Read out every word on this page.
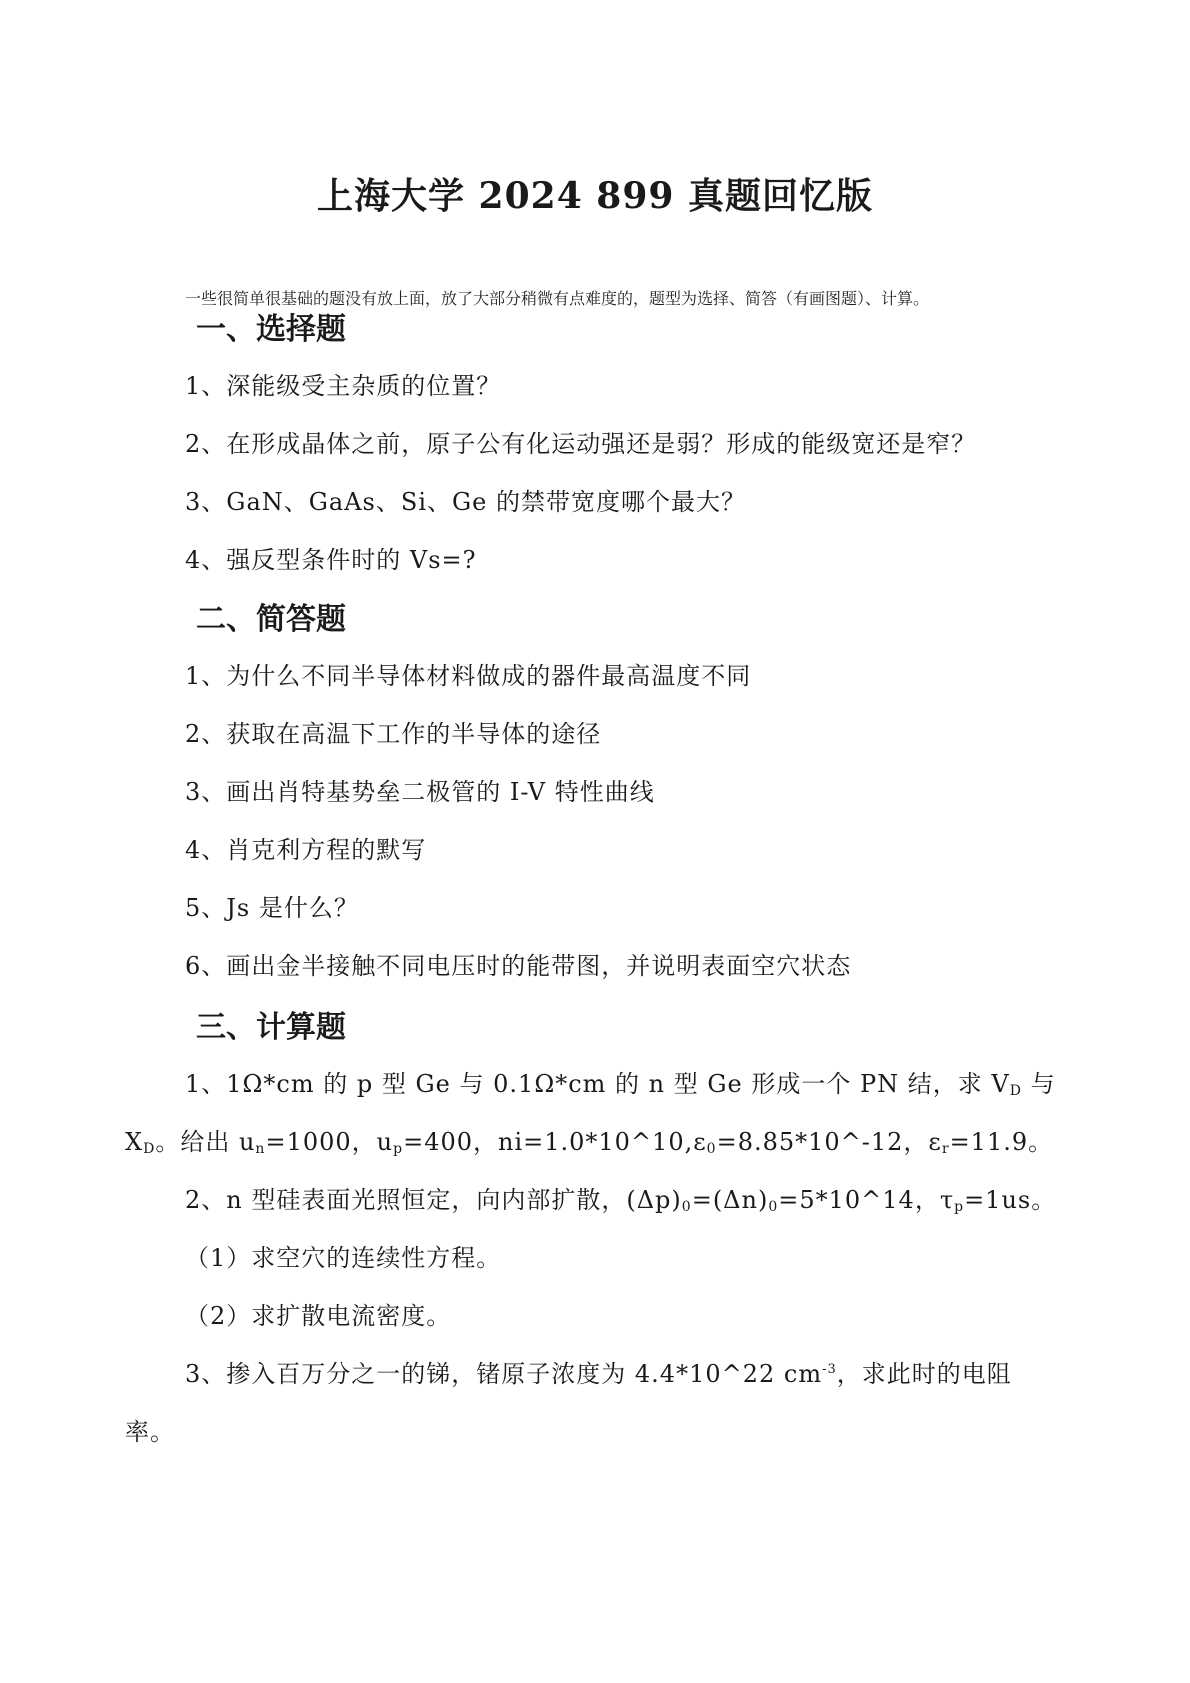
上海大学 2024 899 真题回忆版
一些很简单很基础的题没有放上面，放了大部分稍微有点难度的，题型为选择、简答（有画图题）、计算。
一、选择题
1、深能级受主杂质的位置？
2、在形成晶体之前，原子公有化运动强还是弱？形成的能级宽还是窄？
3、GaN、GaAs、Si、Ge 的禁带宽度哪个最大？
4、强反型条件时的 Vs=?
二、简答题
1、为什么不同半导体材料做成的器件最高温度不同
2、获取在高温下工作的半导体的途径
3、画出肖特基势垒二极管的 I-V 特性曲线
4、肖克利方程的默写
5、Js 是什么？
6、画出金半接触不同电压时的能带图，并说明表面空穴状态
三、计算题
1、1Ω*cm 的 p 型 Ge 与 0.1Ω*cm 的 n 型 Ge 形成一个 PN 结，求 $V_D$ 与
$X_D$。给出 $u_n=1000$，$u_p=400$，$ni=1.0*10\^{}10,\varepsilon_0=8.85*10\^{}-12$，$\varepsilon_r=11.9$。
2、n 型硅表面光照恒定，向内部扩散，$(\Delta p)_0=(\Delta n)_0=5*10\^{}14$，$\tau_p=1us$。
（1）求空穴的连续性方程。
（2）求扩散电流密度。
3、掺入百万分之一的锑，锗原子浓度为 4.4*10^22 $cm^{-3}$，求此时的电阻
率。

▶ [Instructions for the task]: Reproduce all of the material exactly, apart from the pictures.

▶ [Result]:
Read out every word on this page.
上海大学 2024 899 真题回忆版
一些很简单很基础的题没有放上面，放了大部分稍微有点难度的，题型为选择、简答（有画图题）、计算。
一、选择题
1、深能级受主杂质的位置？
2、在形成晶体之前，原子公有化运动强还是弱？形成的能级宽还是窄？
3、GaN、GaAs、Si、Ge 的禁带宽度哪个最大？
4、强反型条件时的 Vs=?
二、简答题
1、为什么不同半导体材料做成的器件最高温度不同
2、获取在高温下工作的半导体的途径
3、画出肖特基势垒二极管的 I-V 特性曲线
4、肖克利方程的默写
5、Js 是什么？
6、画出金半接触不同电压时的能带图，并说明表面空穴状态
三、计算题
1、1Ω*cm 的 p 型 Ge 与 0.1Ω*cm 的 n 型 Ge 形成一个 PN 结，求 $V_D$ 与
$X_D$。给出 $u_n=1000$，$u_p=400$，$ni=1.0*10\^{}10,\varepsilon_0=8.85*10\^{}-12$，$\varepsilon_r=11.9$。
2、n 型硅表面光照恒定，向内部扩散，$(\Delta p)_0=(\Delta n)_0=5*10\^{}14$，$\tau_p=1us$。
（1）求空穴的连续性方程。
（2）求扩散电流密度。
3、掺入百万分之一的锑，锗原子浓度为 4.4*10^22 $cm^{-3}$，求此时的电阻
率。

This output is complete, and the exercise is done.